> [What to work on]
Say only how many lines contain the word "account".

> [Data lines]
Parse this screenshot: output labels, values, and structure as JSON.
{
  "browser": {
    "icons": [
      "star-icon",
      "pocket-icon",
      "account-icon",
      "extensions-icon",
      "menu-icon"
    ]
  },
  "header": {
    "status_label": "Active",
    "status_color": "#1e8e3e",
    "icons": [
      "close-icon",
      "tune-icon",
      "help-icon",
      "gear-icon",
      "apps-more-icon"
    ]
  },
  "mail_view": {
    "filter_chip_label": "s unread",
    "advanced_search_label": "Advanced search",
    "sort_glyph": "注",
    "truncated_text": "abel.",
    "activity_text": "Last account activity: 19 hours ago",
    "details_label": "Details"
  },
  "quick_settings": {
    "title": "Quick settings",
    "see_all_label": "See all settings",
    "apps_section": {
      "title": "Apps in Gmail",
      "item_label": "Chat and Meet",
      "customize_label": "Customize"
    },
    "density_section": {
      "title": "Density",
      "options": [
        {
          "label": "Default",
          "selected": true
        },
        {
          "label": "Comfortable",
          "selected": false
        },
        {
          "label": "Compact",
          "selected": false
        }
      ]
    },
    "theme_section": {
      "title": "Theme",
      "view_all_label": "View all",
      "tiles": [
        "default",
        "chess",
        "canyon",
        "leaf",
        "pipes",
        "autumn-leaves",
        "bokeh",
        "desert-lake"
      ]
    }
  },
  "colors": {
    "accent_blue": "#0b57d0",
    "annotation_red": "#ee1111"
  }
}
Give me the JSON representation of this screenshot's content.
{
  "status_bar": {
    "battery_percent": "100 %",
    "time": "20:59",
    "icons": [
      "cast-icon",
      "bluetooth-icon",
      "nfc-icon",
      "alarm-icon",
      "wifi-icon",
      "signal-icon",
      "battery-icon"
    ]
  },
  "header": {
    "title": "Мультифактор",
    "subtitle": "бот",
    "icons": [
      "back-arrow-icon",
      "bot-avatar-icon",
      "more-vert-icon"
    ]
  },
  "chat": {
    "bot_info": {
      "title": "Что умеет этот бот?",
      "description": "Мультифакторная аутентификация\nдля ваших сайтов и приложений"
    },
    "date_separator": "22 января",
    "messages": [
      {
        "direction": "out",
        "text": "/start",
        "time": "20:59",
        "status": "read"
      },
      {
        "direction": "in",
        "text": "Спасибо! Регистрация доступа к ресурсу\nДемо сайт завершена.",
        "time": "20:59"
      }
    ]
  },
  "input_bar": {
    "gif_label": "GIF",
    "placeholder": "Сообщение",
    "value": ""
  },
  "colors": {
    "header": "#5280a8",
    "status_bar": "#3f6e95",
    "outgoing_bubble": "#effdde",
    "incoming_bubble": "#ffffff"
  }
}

> [Worked answer]
2